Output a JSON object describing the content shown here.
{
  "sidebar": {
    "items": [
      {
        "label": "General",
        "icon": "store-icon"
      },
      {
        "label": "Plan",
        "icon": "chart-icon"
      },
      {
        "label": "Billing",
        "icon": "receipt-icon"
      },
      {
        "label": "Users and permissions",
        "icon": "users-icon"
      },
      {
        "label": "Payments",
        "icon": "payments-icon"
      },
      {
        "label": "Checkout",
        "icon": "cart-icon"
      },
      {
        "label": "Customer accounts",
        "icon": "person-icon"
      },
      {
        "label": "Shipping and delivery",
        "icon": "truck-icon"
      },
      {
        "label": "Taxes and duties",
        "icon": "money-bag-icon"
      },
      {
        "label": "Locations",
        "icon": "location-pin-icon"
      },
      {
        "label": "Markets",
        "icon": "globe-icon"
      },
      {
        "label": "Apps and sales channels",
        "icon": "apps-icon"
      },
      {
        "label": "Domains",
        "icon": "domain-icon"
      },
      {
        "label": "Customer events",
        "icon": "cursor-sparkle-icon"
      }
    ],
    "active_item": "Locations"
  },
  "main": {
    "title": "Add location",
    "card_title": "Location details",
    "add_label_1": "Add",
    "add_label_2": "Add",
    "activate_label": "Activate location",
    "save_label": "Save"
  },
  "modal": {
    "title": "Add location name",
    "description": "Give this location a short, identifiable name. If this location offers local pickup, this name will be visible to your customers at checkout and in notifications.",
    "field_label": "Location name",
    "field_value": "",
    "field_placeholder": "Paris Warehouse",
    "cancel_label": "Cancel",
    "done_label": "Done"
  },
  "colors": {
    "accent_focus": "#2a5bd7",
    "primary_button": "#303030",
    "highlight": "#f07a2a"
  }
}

EXERCISE PROMPT:
Each record above should be output again exactly.

PROBLEM SOLUTION:
Output a JSON object describing the content shown here.
{
  "sidebar": {
    "items": [
      {
        "label": "General",
        "icon": "store-icon"
      },
      {
        "label": "Plan",
        "icon": "chart-icon"
      },
      {
        "label": "Billing",
        "icon": "receipt-icon"
      },
      {
        "label": "Users and permissions",
        "icon": "users-icon"
      },
      {
        "label": "Payments",
        "icon": "payments-icon"
      },
      {
        "label": "Checkout",
        "icon": "cart-icon"
      },
      {
        "label": "Customer accounts",
        "icon": "person-icon"
      },
      {
        "label": "Shipping and delivery",
        "icon": "truck-icon"
      },
      {
        "label": "Taxes and duties",
        "icon": "money-bag-icon"
      },
      {
        "label": "Locations",
        "icon": "location-pin-icon"
      },
      {
        "label": "Markets",
        "icon": "globe-icon"
      },
      {
        "label": "Apps and sales channels",
        "icon": "apps-icon"
      },
      {
        "label": "Domains",
        "icon": "domain-icon"
      },
      {
        "label": "Customer events",
        "icon": "cursor-sparkle-icon"
      }
    ],
    "active_item": "Locations"
  },
  "main": {
    "title": "Add location",
    "card_title": "Location details",
    "add_label_1": "Add",
    "add_label_2": "Add",
    "activate_label": "Activate location",
    "save_label": "Save"
  },
  "modal": {
    "title": "Add location name",
    "description": "Give this location a short, identifiable name. If this location offers local pickup, this name will be visible to your customers at checkout and in notifications.",
    "field_label": "Location name",
    "field_value": "",
    "field_placeholder": "Paris Warehouse",
    "cancel_label": "Cancel",
    "done_label": "Done"
  },
  "colors": {
    "accent_focus": "#2a5bd7",
    "primary_button": "#303030",
    "highlight": "#f07a2a"
  }
}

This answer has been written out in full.